EXERCISES:
1) In the text on ALLO's paradoxical anxiogenic effects, what happened when women with PMS whose symptoms had remitted with a GnRH agonist were given progesterone add-back?
2) Resume the text on ALLO's paradoxical anxiogenic effects, picking up right after its final sentence.

DOCUMENT EXTRACT:
- - -
However, in other contexts, ALLO appears to be paradoxically anxiogenic. For example, women with PMDD often develop mood symptoms in the mid-luteal phase of the menstrual cycle and some women with perinatal depression begin to develop mood symptoms during pregnancy, both of which are periods when ALLO levels rise (Gotlib et al. 1989; Pearlstein et al. 2005). In addition, two studies have demonstrated that administering progesterone in the postnatal period increased affective symptoms in women with a history of perinatal depression (Lawrie et al. 1998; Bloch et al. 2000). Furthermore, in a study by Schmidt et al. (1998), women with premenstrual syndrome (PMS) whose symptoms remitted with a GnRH agonist demonstrated mood worsening with progesterone add-back. Interestingly, this study also demonstrated mood worsening with estradiol add-back, which remains poorly understood although may also relate to anxiogenic effects of ALLO. Estrogens have been shown to increase ALLO levels in postmenopausal women undergoing hormone replacement treatment (HRT), possibly via modulation of enzymes involved in ALLO biosynthesis (Bernardi et al. 2003).
- - -
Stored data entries
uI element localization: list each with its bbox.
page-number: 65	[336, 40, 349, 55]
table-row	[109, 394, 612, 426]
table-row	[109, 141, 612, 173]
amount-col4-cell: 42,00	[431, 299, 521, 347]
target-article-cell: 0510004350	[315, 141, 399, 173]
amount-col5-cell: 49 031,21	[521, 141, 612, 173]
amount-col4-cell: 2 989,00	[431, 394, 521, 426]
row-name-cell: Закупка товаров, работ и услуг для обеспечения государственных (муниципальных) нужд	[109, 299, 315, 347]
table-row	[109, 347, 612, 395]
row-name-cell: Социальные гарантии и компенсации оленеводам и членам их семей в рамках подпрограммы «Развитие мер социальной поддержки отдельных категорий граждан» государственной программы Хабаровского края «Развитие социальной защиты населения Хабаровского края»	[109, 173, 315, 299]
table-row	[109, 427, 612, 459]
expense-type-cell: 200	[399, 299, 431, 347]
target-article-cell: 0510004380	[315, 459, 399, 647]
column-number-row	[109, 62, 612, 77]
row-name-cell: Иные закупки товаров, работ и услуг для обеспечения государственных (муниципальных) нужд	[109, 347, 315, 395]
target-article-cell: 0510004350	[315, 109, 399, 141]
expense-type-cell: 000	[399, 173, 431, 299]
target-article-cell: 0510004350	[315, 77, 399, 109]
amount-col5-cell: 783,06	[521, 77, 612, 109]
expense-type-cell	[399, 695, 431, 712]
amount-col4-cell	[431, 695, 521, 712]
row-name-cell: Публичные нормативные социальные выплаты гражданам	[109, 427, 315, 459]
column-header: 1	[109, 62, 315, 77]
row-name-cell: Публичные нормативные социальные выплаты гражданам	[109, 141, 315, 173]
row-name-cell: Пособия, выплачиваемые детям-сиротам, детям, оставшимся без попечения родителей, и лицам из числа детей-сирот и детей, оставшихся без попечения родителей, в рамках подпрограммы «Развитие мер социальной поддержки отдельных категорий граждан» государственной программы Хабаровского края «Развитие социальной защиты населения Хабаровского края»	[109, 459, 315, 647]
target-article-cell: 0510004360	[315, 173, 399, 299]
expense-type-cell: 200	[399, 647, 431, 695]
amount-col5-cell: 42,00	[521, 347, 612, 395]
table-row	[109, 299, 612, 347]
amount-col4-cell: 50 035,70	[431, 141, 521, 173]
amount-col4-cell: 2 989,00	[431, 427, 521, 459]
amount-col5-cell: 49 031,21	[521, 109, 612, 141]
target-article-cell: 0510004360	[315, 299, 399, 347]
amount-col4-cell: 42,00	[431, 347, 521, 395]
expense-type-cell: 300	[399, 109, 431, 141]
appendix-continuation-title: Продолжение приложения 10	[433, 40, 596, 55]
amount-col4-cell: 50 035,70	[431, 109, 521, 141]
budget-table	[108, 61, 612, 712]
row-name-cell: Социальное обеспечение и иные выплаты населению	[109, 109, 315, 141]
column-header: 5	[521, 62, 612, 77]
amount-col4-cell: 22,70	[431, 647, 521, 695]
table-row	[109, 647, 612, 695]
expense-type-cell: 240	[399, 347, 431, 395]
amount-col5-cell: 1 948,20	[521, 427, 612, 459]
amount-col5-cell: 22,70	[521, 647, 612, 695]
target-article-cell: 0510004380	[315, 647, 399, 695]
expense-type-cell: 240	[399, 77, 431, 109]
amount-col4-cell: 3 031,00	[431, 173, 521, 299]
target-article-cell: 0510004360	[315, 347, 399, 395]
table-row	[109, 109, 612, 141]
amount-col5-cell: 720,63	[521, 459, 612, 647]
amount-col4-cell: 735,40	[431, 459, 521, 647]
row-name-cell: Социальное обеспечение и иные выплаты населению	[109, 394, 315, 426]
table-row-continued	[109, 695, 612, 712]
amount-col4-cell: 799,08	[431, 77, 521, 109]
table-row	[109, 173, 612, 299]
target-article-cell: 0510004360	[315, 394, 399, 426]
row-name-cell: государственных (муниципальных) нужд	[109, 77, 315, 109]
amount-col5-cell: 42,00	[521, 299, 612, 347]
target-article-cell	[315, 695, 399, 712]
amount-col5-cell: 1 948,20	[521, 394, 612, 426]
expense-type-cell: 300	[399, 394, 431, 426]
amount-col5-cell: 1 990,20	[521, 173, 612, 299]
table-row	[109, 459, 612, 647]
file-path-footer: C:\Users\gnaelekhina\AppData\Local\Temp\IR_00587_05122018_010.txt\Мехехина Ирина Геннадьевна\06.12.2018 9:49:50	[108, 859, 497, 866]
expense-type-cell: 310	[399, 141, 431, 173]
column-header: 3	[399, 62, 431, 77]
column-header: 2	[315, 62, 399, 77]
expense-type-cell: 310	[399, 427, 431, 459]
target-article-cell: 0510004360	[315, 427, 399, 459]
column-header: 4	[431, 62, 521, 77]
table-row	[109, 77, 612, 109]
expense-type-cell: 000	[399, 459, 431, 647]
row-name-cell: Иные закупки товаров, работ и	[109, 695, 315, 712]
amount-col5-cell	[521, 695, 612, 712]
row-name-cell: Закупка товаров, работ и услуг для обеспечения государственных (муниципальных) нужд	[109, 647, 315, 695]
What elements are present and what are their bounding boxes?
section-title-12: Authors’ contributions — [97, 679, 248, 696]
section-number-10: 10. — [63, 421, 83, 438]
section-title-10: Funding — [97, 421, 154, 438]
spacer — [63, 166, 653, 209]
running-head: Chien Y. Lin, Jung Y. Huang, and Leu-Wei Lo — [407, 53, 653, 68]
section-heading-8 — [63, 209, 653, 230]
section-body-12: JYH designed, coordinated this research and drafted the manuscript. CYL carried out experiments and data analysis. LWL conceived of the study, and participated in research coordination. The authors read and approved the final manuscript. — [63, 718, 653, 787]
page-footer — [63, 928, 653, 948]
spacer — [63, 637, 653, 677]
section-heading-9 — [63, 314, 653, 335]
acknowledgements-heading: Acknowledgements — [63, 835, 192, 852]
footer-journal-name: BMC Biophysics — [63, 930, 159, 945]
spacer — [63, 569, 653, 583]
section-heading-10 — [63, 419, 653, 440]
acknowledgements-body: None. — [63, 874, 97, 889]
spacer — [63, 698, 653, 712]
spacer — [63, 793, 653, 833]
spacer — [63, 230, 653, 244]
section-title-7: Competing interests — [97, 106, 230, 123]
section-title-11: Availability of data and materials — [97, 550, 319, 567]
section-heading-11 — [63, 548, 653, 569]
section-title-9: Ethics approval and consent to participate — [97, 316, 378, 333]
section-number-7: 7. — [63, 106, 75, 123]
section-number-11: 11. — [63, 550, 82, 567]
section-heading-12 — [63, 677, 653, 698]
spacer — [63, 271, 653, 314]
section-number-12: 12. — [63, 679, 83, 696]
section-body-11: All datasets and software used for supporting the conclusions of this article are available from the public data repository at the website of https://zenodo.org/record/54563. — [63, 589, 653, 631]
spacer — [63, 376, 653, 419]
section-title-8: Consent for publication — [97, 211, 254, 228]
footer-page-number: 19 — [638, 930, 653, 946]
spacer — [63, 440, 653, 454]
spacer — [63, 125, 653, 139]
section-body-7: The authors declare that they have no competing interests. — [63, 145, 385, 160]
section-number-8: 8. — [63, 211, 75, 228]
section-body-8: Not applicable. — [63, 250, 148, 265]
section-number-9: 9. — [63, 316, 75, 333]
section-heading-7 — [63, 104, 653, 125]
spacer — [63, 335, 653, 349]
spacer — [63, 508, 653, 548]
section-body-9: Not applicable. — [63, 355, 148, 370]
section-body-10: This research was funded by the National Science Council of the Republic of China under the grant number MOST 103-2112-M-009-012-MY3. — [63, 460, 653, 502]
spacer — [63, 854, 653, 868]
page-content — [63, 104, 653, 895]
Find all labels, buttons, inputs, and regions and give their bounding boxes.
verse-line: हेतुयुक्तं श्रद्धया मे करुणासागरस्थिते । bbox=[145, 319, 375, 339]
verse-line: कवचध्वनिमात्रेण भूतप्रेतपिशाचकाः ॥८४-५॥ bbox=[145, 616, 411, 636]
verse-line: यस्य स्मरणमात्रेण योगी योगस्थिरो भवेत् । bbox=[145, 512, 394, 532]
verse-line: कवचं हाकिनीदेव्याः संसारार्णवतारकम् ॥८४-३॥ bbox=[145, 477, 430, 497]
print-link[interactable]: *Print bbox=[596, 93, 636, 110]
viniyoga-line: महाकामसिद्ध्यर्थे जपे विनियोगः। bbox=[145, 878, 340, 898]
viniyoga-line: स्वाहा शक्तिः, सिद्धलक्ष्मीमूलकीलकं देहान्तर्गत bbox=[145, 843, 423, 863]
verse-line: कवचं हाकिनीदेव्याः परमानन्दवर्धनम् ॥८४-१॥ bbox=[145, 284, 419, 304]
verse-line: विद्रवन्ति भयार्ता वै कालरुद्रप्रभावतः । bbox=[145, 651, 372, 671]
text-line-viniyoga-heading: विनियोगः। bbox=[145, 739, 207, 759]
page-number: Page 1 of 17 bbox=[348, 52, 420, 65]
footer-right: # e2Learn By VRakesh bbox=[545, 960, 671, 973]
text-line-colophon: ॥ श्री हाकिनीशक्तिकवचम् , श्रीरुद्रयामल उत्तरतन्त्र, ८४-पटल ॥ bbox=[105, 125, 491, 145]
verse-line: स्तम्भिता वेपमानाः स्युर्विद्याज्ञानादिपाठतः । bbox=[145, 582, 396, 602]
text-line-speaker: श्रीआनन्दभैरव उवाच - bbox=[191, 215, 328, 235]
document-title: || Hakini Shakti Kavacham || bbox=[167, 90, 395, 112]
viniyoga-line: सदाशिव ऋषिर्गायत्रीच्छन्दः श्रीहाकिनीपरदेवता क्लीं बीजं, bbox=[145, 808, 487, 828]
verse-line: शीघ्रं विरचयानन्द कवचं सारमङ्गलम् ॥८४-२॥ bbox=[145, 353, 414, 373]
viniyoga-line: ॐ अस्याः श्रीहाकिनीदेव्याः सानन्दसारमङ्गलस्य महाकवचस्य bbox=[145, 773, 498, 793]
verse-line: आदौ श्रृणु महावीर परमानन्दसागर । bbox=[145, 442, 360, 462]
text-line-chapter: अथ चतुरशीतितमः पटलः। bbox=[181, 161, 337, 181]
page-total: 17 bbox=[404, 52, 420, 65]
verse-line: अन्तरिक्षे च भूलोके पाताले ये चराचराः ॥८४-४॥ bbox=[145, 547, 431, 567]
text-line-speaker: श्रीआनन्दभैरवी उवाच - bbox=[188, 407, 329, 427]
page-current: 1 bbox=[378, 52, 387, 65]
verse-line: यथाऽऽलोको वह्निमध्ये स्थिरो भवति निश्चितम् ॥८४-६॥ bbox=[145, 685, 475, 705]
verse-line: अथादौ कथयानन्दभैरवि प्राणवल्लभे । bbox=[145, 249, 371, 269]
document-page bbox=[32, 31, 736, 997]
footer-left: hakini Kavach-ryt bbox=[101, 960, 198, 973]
- - -
ANSWERS TO EACH TASK:
1) Their mood worsened.

2)
Reconciling the seemingly conflicting data on ALLO’s effect on mood has been a challenge for the field of reproductive psychiatry. For the purpose of our review, we will focus on the explanatory effect of fluctuating ALLO levels on GABAA physiology. There are several additional possible explanations, some tangentially related to ALLO’s effect on GABAA physiology, that are worthwhile avenues for further study but beyond the scope of this review. The first is that, given the complex hormonal milieu during periods of reproductive transition, there may be other mitigating or enhancing factors that influence ALLO’s effects on mood such as estrogen, lactogens, inflammation, and alterations in the stress-response system (Bloch et al. 2003; Brunton et al. 2015; Kimmel et al. 2016; Roomruangwong et al. 2018). Second, there may be subpopulations of women with reproductive depression that have different affective responses to different ALLO levels, possibly in the fashion of a U-shaped curve (Backstrom et al. 2014). Third, there may be differential metabolism of progesterone in affected women such that ratios of progesterone to allopregnanolone are altered in women with depression (Girdler et al. 2001; Klatzkin et al. 2006). Last, ALLO’s effect on mood may depend on other contextual factors such as the presence of stress and/or the reactivity of the stress-response system (Smith et al. 2006).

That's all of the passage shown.